[Stored data]

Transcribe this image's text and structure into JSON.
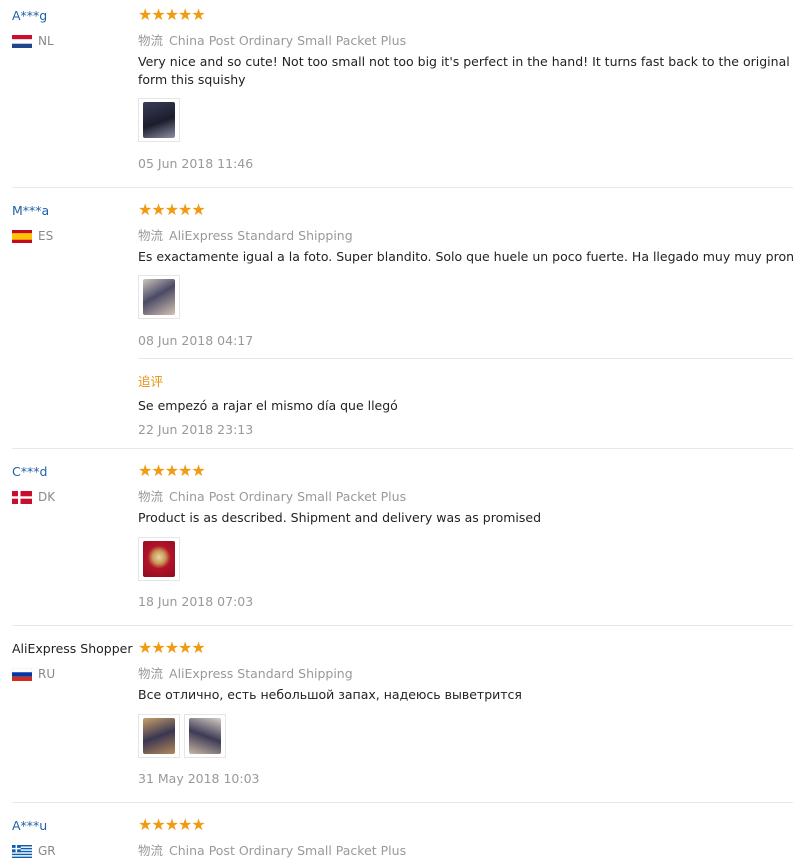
{
  "reviews": [
    {
      "user": "A***g",
      "country": "NL",
      "stars": 5,
      "logistics_label": "物流",
      "logistics": "China Post Ordinary Small Packet Plus",
      "text": "Very nice and so cute! Not too small not too big it's perfect in the hand! It turns fast back to the original form this squishy",
      "date": "05 Jun 2018 11:46"
    },
    {
      "user": "M***a",
      "country": "ES",
      "stars": 5,
      "logistics_label": "物流",
      "logistics": "AliExpress Standard Shipping",
      "text": "Es exactamente igual a la foto. Super blandito. Solo que huele un poco fuerte. Ha llegado muy muy pronto. R",
      "date": "08 Jun 2018 04:17",
      "followup_label": "追评",
      "followup_text": "Se empezó a rajar el mismo día que llegó",
      "followup_date": "22 Jun 2018 23:13"
    },
    {
      "user": "C***d",
      "country": "DK",
      "stars": 5,
      "logistics_label": "物流",
      "logistics": "China Post Ordinary Small Packet Plus",
      "text": "Product is as described. Shipment and delivery was as promised",
      "date": "18 Jun 2018 07:03"
    },
    {
      "user": "AliExpress Shopper",
      "country": "RU",
      "stars": 5,
      "logistics_label": "物流",
      "logistics": "AliExpress Standard Shipping",
      "text": "Все отлично, есть небольшой запах, надеюсь выветрится",
      "date": "31 May 2018 10:03"
    },
    {
      "user": "A***u",
      "country": "GR",
      "stars": 5,
      "logistics_label": "物流",
      "logistics": "China Post Ordinary Small Packet Plus"
    }
  ],
  "colors": {
    "star": "#f19a12",
    "username": "#1f5fa8",
    "followup": "#e89311"
  }
}
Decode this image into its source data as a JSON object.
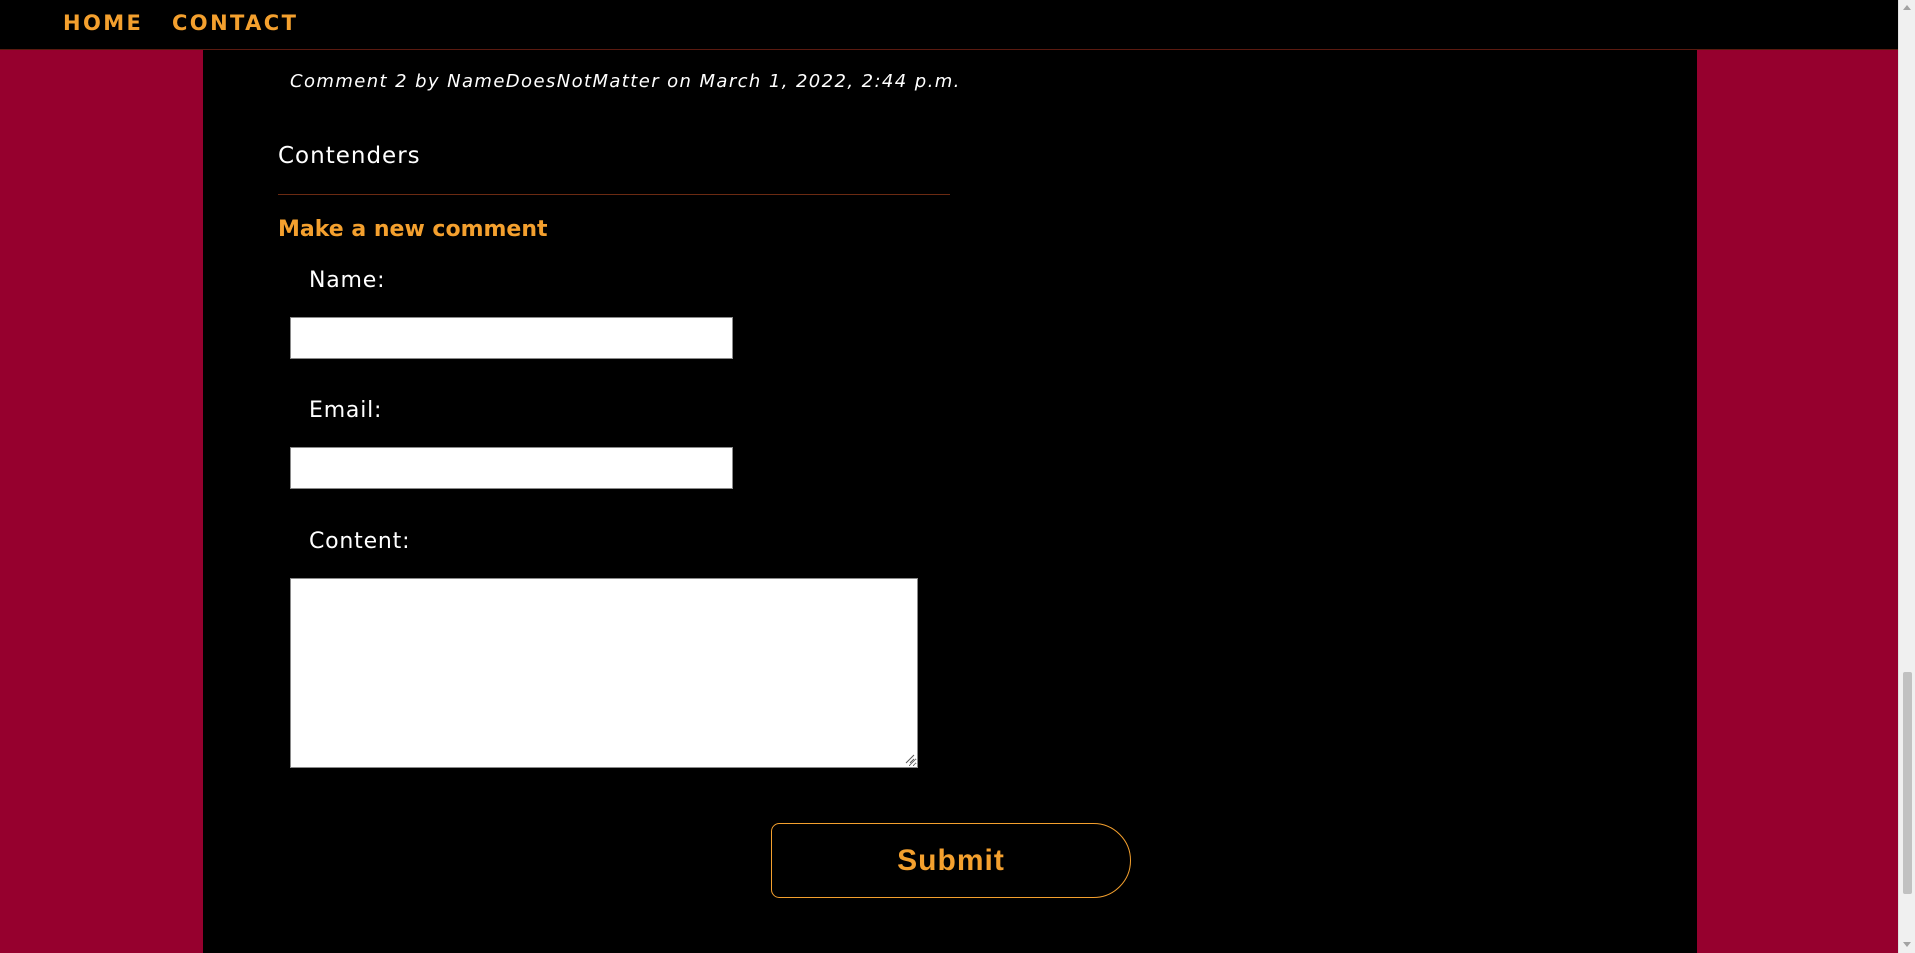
{
  "nav": {
    "home_label": "HOME",
    "contact_label": "CONTACT"
  },
  "comment": {
    "meta": "Comment 2 by NameDoesNotMatter on March 1, 2022, 2:44 p.m."
  },
  "post": {
    "title": "Contenders"
  },
  "form": {
    "heading": "Make a new comment",
    "name_label": "Name:",
    "name_value": "",
    "email_label": "Email:",
    "email_value": "",
    "content_label": "Content:",
    "content_value": "",
    "submit_label": "Submit"
  },
  "colors": {
    "page_background": "#96002e",
    "content_background": "#000000",
    "accent": "#f4a02e",
    "text": "#ffffff"
  },
  "icons": {
    "resize_grip": "resize-grip-icon",
    "scroll_up": "chevron-up-icon",
    "scroll_down": "chevron-down-icon"
  }
}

Your goal ->
Lines containing the word "country" are to be counted in the listing; state their number alone.

Worked answer ->
5